Prompt: Copy down every line where the string "Windows" shows up.

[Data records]
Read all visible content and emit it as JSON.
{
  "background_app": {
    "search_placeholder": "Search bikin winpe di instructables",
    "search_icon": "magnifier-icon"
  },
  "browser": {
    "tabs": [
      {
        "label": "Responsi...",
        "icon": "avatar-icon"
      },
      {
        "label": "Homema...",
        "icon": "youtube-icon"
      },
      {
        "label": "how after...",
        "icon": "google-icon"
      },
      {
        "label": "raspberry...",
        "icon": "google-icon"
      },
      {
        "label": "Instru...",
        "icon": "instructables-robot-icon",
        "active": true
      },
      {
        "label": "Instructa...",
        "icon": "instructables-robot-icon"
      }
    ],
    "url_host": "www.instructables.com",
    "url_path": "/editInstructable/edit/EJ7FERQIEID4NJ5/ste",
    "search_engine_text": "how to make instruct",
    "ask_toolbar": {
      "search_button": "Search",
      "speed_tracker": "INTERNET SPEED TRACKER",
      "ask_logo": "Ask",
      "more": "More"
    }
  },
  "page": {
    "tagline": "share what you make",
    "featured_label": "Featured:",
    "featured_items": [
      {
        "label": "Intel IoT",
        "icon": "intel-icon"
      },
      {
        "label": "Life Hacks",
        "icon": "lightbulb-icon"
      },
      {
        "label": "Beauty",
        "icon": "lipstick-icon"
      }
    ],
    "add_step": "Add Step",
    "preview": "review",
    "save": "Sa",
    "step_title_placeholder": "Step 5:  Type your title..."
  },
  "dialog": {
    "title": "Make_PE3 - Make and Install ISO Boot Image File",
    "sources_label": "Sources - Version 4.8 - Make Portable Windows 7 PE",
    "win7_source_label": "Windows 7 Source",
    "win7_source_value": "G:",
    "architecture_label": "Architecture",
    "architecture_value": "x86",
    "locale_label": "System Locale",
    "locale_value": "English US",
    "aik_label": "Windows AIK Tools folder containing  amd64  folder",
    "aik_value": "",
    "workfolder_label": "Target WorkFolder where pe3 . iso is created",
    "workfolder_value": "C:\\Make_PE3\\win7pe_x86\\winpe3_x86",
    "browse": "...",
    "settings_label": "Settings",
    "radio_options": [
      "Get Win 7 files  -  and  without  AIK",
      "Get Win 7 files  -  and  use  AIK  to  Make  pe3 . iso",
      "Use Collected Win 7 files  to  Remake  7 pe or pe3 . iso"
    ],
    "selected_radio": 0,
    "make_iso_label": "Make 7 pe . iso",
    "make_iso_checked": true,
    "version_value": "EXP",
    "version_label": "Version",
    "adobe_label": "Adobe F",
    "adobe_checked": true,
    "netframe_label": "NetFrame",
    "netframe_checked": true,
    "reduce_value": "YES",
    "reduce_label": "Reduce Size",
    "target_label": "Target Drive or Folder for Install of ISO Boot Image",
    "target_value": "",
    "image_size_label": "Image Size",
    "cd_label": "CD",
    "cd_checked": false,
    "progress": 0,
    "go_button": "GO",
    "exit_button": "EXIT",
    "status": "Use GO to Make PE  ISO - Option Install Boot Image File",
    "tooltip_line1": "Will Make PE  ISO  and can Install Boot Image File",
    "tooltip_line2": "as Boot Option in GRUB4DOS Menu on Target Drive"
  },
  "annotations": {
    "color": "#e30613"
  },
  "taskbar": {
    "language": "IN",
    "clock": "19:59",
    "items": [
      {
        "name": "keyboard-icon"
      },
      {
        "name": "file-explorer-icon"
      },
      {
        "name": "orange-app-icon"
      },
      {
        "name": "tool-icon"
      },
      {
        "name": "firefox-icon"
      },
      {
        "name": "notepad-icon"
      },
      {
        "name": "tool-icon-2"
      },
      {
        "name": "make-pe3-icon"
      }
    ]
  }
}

==

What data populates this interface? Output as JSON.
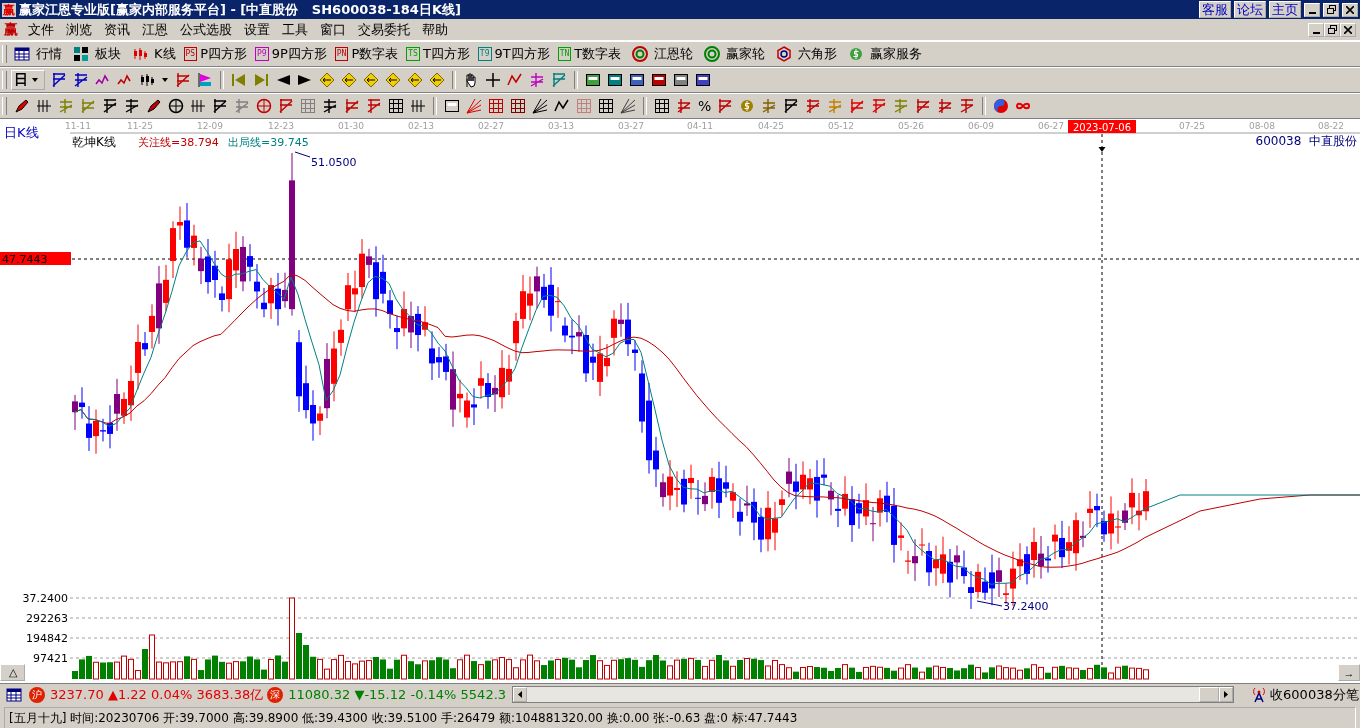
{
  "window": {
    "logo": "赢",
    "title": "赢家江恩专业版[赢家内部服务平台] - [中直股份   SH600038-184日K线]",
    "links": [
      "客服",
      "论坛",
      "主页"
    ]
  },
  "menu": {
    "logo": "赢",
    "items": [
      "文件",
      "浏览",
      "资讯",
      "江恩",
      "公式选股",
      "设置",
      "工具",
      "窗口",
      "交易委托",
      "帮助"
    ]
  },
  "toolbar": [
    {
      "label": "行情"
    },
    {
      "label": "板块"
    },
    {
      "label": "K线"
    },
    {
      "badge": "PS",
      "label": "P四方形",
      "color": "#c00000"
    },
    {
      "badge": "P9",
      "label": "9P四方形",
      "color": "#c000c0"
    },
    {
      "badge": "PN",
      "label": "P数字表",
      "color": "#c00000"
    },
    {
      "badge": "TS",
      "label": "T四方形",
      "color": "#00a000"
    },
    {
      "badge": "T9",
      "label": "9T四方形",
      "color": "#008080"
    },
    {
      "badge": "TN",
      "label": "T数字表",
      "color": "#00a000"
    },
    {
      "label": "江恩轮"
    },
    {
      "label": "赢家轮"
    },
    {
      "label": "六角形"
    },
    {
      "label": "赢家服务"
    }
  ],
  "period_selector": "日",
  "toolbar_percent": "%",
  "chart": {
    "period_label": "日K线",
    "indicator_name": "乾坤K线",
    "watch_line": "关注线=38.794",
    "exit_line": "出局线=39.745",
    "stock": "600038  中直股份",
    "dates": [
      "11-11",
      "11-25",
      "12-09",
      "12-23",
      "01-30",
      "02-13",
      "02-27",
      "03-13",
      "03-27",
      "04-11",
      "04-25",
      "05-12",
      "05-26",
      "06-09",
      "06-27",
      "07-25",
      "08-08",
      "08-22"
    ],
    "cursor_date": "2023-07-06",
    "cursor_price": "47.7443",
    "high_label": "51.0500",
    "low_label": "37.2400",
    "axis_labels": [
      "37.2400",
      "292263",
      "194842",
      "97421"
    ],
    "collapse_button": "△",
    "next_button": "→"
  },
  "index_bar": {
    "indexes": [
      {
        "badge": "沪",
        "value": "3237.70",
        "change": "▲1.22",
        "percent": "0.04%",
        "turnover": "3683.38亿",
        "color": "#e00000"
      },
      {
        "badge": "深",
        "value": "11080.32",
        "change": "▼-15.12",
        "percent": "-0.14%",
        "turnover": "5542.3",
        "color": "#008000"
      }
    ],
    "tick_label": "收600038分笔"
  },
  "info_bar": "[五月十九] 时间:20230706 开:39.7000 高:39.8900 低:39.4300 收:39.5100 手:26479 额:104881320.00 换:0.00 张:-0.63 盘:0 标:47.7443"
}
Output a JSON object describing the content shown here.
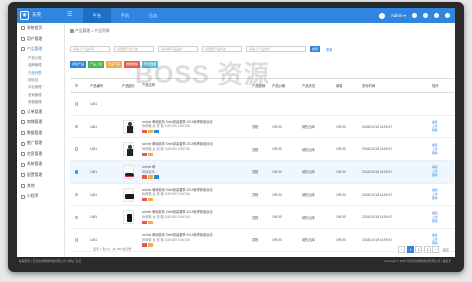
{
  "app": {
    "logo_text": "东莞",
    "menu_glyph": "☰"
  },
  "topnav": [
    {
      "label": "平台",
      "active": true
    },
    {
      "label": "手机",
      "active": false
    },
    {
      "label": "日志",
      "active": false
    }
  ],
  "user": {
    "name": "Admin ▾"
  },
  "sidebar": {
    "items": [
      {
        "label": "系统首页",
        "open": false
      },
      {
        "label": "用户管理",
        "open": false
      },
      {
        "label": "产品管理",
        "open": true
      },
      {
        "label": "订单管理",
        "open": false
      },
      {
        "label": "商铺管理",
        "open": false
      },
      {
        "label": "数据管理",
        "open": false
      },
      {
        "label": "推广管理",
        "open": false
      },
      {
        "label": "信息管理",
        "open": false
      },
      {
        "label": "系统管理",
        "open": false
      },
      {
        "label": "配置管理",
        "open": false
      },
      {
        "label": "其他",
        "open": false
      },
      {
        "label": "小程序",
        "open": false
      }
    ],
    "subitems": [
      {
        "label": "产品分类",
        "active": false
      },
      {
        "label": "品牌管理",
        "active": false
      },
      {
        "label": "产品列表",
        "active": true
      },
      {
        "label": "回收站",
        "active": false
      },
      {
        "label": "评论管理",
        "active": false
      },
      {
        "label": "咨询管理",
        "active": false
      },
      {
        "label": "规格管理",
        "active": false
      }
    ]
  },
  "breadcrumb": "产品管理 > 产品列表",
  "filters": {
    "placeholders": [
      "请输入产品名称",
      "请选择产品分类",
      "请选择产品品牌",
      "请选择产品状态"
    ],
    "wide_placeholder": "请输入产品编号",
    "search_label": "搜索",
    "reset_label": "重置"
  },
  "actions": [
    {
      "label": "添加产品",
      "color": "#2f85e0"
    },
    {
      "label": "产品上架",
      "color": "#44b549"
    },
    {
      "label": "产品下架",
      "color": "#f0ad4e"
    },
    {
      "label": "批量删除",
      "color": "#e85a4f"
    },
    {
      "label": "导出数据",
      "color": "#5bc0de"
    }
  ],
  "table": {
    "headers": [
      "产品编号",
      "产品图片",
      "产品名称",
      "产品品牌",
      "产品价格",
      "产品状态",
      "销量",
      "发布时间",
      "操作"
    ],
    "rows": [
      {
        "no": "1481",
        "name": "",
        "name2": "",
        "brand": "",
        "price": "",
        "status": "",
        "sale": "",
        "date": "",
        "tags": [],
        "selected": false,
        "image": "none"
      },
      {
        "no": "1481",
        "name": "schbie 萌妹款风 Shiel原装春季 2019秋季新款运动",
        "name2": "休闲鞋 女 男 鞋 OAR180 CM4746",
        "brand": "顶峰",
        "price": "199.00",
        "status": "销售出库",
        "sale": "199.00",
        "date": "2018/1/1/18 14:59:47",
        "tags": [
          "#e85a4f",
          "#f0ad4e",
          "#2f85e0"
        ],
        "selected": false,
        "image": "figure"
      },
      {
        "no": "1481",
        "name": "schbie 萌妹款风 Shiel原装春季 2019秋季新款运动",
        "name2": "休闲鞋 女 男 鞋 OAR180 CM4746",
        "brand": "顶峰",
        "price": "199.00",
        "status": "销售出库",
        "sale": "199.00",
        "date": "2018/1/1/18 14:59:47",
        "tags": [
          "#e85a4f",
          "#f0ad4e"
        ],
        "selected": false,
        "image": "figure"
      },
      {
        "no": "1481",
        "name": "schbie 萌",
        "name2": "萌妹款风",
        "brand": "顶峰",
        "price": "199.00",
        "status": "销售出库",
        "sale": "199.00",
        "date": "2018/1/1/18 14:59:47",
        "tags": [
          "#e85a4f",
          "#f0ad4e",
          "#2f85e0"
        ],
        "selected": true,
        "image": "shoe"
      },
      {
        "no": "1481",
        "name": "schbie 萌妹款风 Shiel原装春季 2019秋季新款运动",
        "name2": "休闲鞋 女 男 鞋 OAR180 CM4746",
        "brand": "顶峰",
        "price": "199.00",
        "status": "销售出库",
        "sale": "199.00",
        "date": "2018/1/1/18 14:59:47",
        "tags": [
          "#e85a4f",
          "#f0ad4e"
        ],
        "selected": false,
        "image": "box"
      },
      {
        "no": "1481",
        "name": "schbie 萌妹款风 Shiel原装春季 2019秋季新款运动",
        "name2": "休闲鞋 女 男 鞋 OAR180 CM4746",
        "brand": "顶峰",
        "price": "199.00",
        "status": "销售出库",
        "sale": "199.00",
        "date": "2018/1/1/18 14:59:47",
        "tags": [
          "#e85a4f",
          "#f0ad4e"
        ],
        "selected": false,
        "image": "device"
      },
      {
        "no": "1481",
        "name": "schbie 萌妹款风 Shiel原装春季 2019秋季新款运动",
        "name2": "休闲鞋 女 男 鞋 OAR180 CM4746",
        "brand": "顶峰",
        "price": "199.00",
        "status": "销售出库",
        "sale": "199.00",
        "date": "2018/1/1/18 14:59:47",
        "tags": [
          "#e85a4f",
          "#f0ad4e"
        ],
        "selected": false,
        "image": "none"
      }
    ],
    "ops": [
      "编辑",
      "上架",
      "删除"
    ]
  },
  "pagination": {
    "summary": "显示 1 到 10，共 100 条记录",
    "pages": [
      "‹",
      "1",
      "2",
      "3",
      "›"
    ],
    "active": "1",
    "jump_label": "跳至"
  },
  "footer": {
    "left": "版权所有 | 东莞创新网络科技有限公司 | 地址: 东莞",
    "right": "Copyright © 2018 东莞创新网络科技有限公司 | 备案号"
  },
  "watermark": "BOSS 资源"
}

---

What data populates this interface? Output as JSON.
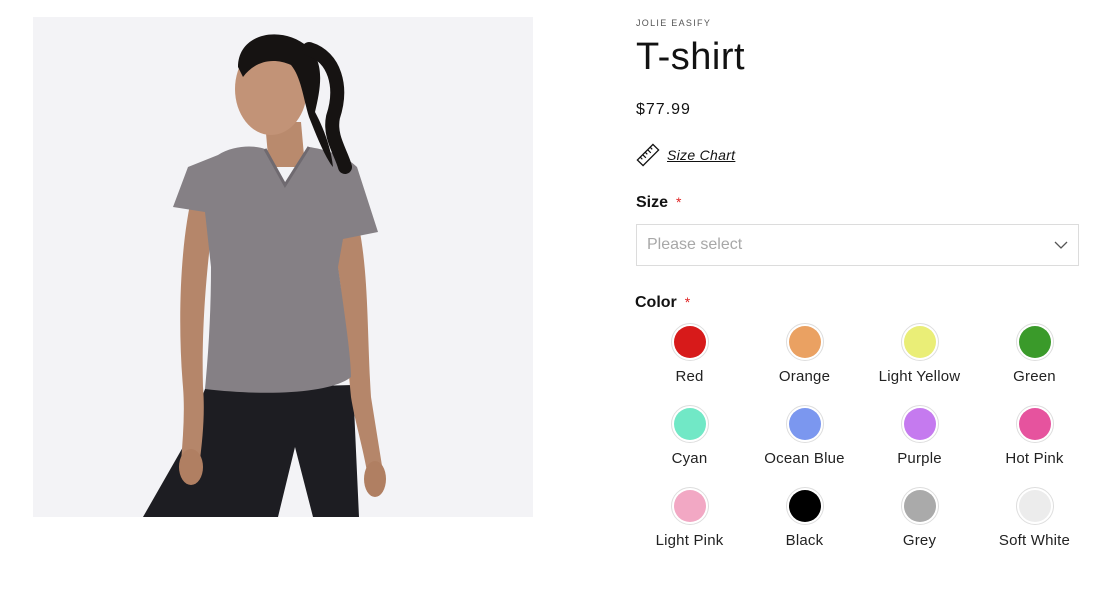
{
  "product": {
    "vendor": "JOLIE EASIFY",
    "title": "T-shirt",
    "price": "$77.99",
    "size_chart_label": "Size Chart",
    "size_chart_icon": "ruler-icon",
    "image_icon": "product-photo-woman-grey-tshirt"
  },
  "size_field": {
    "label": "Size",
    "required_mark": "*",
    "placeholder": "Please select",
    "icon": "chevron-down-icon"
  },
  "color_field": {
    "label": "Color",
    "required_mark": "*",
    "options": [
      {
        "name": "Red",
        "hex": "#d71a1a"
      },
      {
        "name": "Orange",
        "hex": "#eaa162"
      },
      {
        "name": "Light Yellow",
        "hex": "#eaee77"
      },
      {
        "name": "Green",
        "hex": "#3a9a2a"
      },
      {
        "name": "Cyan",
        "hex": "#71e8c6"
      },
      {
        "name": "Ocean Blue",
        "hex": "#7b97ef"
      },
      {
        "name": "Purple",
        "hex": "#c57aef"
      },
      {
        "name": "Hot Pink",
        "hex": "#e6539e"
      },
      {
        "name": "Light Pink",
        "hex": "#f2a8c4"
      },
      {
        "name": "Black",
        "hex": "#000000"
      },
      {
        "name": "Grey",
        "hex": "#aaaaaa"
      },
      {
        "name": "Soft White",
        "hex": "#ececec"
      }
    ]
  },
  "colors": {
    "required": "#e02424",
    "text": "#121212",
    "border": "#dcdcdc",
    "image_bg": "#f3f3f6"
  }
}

Exercise result:
    "sources_label": "Sources - Version 4.8 - Make Portable Windows 7 PE",
    "win7_source_label": "Windows 7 Source",
    "aik_label": "Windows AIK Tools folder containing  amd64  folder",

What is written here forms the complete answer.